### The problem
Output every entry exactly as written, skipping any pictures.

====================

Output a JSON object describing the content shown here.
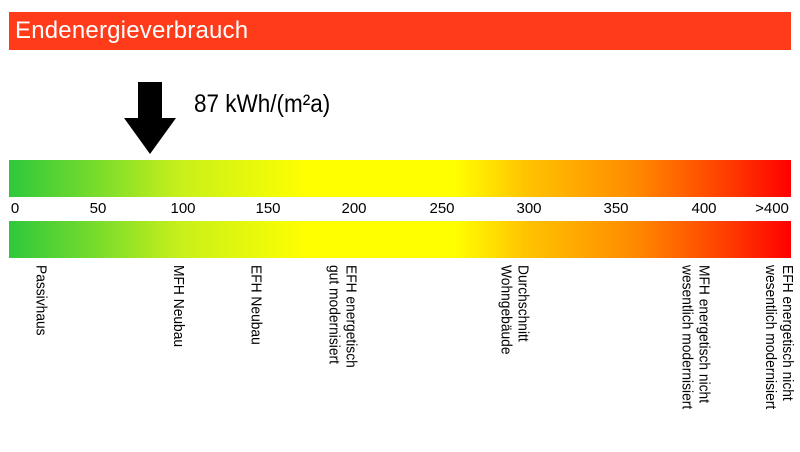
{
  "header": {
    "title": "Endenergieverbrauch"
  },
  "indicator": {
    "value": 87,
    "label": "87 kWh/(m²a)"
  },
  "scale": {
    "min": 0,
    "max": 400,
    "ticks": [
      "0",
      "50",
      "100",
      "150",
      "200",
      "250",
      "300",
      "350",
      "400",
      ">400"
    ],
    "colors": [
      "#2ec83c",
      "#ffff00",
      "#ff0000"
    ]
  },
  "references": [
    {
      "label": "Passivhaus",
      "value": 15
    },
    {
      "label": "MFH Neubau",
      "value": 95
    },
    {
      "label": "EFH Neubau",
      "value": 140
    },
    {
      "label": "EFH energetisch\ngut modernisiert",
      "value": 190
    },
    {
      "label": "Durchschnitt\nWohngebäude",
      "value": 290
    },
    {
      "label": "MFH energetisch nicht\nwesentlich modernisiert",
      "value": 395
    },
    {
      "label": "EFH energetisch nicht\nwesentlich modernisiert",
      "value": 445
    }
  ]
}
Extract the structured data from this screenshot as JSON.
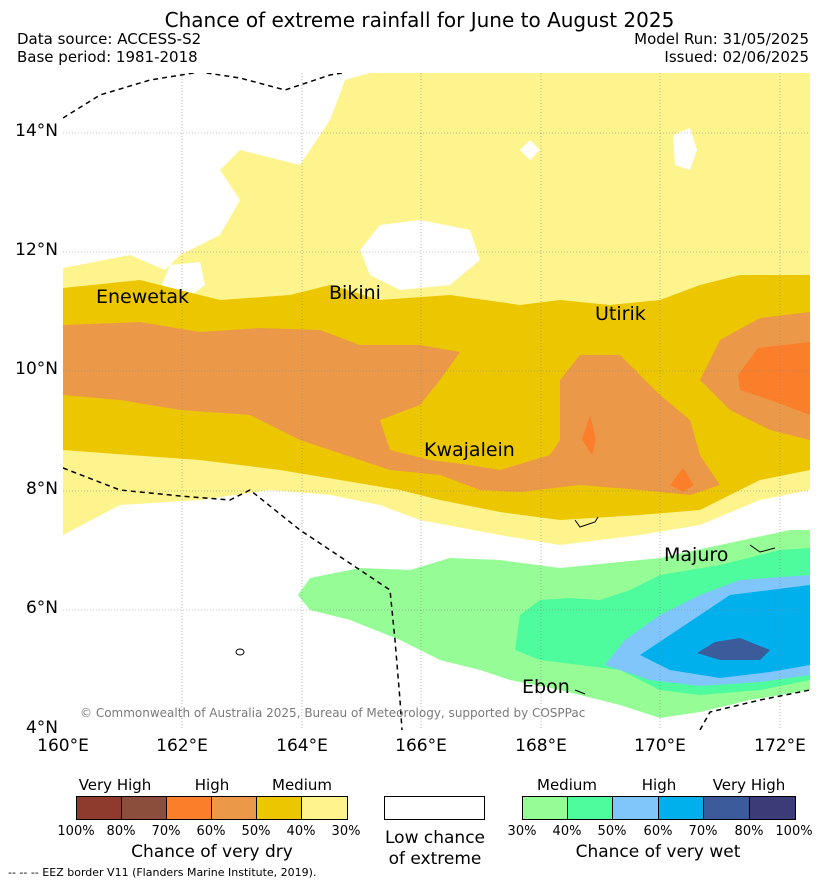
{
  "title": "Chance of extreme rainfall for June to August 2025",
  "meta": {
    "data_source": "Data source: ACCESS-S2",
    "base_period": "Base period: 1981-2018",
    "model_run": "Model Run: 31/05/2025",
    "issued": "Issued: 02/06/2025"
  },
  "map": {
    "lat_ticks": [
      "14°N",
      "12°N",
      "10°N",
      "8°N",
      "6°N",
      "4°N"
    ],
    "lon_ticks": [
      "160°E",
      "162°E",
      "164°E",
      "166°E",
      "168°E",
      "170°E",
      "172°E"
    ],
    "lat_range": [
      4,
      15
    ],
    "lon_range": [
      160,
      172.5
    ],
    "places": [
      "Enewetak",
      "Bikini",
      "Utirik",
      "Kwajalein",
      "Majuro",
      "Ebon"
    ],
    "copyright": "© Commonwealth of Australia 2025, Bureau of Meteorology, supported by COSPPac"
  },
  "legend": {
    "dry": {
      "categories": [
        "Very High",
        "High",
        "Medium"
      ],
      "percents": [
        "100%",
        "80%",
        "70%",
        "60%",
        "50%",
        "40%",
        "30%"
      ],
      "colors": [
        "#8e3b2e",
        "#8a4e3c",
        "#fb7f2b",
        "#eb9949",
        "#ecc700",
        "#fdf48e"
      ],
      "title": "Chance of very dry"
    },
    "low": {
      "label_line1": "Low chance",
      "label_line2": "of extreme"
    },
    "wet": {
      "categories": [
        "Medium",
        "High",
        "Very High"
      ],
      "percents": [
        "30%",
        "40%",
        "50%",
        "60%",
        "70%",
        "80%",
        "100%"
      ],
      "colors": [
        "#96fc96",
        "#4efc9e",
        "#81c6fa",
        "#00b0ec",
        "#3c5b9a",
        "#3d3b77"
      ],
      "title": "Chance of very wet"
    },
    "eez_note": "-- -- -- EEZ border V11 (Flanders Marine Institute, 2019)."
  }
}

====================

### Full answer
Output a JSON object describing the content shown here.
{
  "header": {
    "title": "Endenergieverbrauch"
  },
  "indicator": {
    "value": 87,
    "label": "87 kWh/(m²a)"
  },
  "scale": {
    "min": 0,
    "max": 400,
    "ticks": [
      "0",
      "50",
      "100",
      "150",
      "200",
      "250",
      "300",
      "350",
      "400",
      ">400"
    ],
    "colors": [
      "#2ec83c",
      "#ffff00",
      "#ff0000"
    ]
  },
  "references": [
    {
      "label": "Passivhaus",
      "value": 15
    },
    {
      "label": "MFH Neubau",
      "value": 95
    },
    {
      "label": "EFH Neubau",
      "value": 140
    },
    {
      "label": "EFH energetisch\ngut modernisiert",
      "value": 190
    },
    {
      "label": "Durchschnitt\nWohngebäude",
      "value": 290
    },
    {
      "label": "MFH energetisch nicht\nwesentlich modernisiert",
      "value": 395
    },
    {
      "label": "EFH energetisch nicht\nwesentlich modernisiert",
      "value": 445
    }
  ]
}
Extract the structured data from this screenshot as JSON.
{
  "title": "Chance of extreme rainfall for June to August 2025",
  "meta": {
    "data_source": "Data source: ACCESS-S2",
    "base_period": "Base period: 1981-2018",
    "model_run": "Model Run: 31/05/2025",
    "issued": "Issued: 02/06/2025"
  },
  "map": {
    "lat_ticks": [
      "14°N",
      "12°N",
      "10°N",
      "8°N",
      "6°N",
      "4°N"
    ],
    "lon_ticks": [
      "160°E",
      "162°E",
      "164°E",
      "166°E",
      "168°E",
      "170°E",
      "172°E"
    ],
    "lat_range": [
      4,
      15
    ],
    "lon_range": [
      160,
      172.5
    ],
    "places": [
      "Enewetak",
      "Bikini",
      "Utirik",
      "Kwajalein",
      "Majuro",
      "Ebon"
    ],
    "copyright": "© Commonwealth of Australia 2025, Bureau of Meteorology, supported by COSPPac"
  },
  "legend": {
    "dry": {
      "categories": [
        "Very High",
        "High",
        "Medium"
      ],
      "percents": [
        "100%",
        "80%",
        "70%",
        "60%",
        "50%",
        "40%",
        "30%"
      ],
      "colors": [
        "#8e3b2e",
        "#8a4e3c",
        "#fb7f2b",
        "#eb9949",
        "#ecc700",
        "#fdf48e"
      ],
      "title": "Chance of very dry"
    },
    "low": {
      "label_line1": "Low chance",
      "label_line2": "of extreme"
    },
    "wet": {
      "categories": [
        "Medium",
        "High",
        "Very High"
      ],
      "percents": [
        "30%",
        "40%",
        "50%",
        "60%",
        "70%",
        "80%",
        "100%"
      ],
      "colors": [
        "#96fc96",
        "#4efc9e",
        "#81c6fa",
        "#00b0ec",
        "#3c5b9a",
        "#3d3b77"
      ],
      "title": "Chance of very wet"
    },
    "eez_note": "-- -- -- EEZ border V11 (Flanders Marine Institute, 2019)."
  }
}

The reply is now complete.